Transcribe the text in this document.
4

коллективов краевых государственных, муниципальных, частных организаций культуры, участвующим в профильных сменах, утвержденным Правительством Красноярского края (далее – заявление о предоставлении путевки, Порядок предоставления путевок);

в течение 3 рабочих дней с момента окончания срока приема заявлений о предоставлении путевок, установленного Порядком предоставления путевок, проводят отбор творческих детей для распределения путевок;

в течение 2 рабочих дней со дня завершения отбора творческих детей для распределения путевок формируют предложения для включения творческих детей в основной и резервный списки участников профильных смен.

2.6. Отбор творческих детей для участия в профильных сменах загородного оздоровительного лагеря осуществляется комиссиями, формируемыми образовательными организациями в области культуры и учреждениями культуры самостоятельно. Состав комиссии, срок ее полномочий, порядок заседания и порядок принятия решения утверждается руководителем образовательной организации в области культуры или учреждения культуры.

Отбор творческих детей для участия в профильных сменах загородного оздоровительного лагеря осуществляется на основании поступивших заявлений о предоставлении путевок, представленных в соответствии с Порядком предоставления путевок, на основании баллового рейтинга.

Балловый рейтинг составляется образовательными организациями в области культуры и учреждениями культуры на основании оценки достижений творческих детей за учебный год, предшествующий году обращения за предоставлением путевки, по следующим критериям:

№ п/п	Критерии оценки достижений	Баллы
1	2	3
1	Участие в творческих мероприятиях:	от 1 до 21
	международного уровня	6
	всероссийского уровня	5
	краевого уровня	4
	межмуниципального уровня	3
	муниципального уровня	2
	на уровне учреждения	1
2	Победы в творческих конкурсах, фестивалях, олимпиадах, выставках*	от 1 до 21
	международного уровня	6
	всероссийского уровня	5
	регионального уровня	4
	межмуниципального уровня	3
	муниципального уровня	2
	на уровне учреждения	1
-----
Restate the data above word for word, please.

Transcribe the text in this document.
4

коллективов краевых государственных, муниципальных, частных организаций культуры, участвующим в профильных сменах, утвержденным Правительством Красноярского края (далее – заявление о предоставлении путевки, Порядок предоставления путевок);

в течение 3 рабочих дней с момента окончания срока приема заявлений о предоставлении путевок, установленного Порядком предоставления путевок, проводят отбор творческих детей для распределения путевок;

в течение 2 рабочих дней со дня завершения отбора творческих детей для распределения путевок формируют предложения для включения творческих детей в основной и резервный списки участников профильных смен.

2.6. Отбор творческих детей для участия в профильных сменах загородного оздоровительного лагеря осуществляется комиссиями, формируемыми образовательными организациями в области культуры и учреждениями культуры самостоятельно. Состав комиссии, срок ее полномочий, порядок заседания и порядок принятия решения утверждается руководителем образовательной организации в области культуры или учреждения культуры.

Отбор творческих детей для участия в профильных сменах загородного оздоровительного лагеря осуществляется на основании поступивших заявлений о предоставлении путевок, представленных в соответствии с Порядком предоставления путевок, на основании баллового рейтинга.

Балловый рейтинг составляется образовательными организациями в области культуры и учреждениями культуры на основании оценки достижений творческих детей за учебный год, предшествующий году обращения за предоставлением путевки, по следующим критериям:

№ п/п	Критерии оценки достижений	Баллы
1	2	3
1	Участие в творческих мероприятиях:	от 1 до 21
	международного уровня	6
	всероссийского уровня	5
	краевого уровня	4
	межмуниципального уровня	3
	муниципального уровня	2
	на уровне учреждения	1
2	Победы в творческих конкурсах, фестивалях, олимпиадах, выставках*	от 1 до 21
	международного уровня	6
	всероссийского уровня	5
	регионального уровня	4
	межмуниципального уровня	3
	муниципального уровня	2
	на уровне учреждения	1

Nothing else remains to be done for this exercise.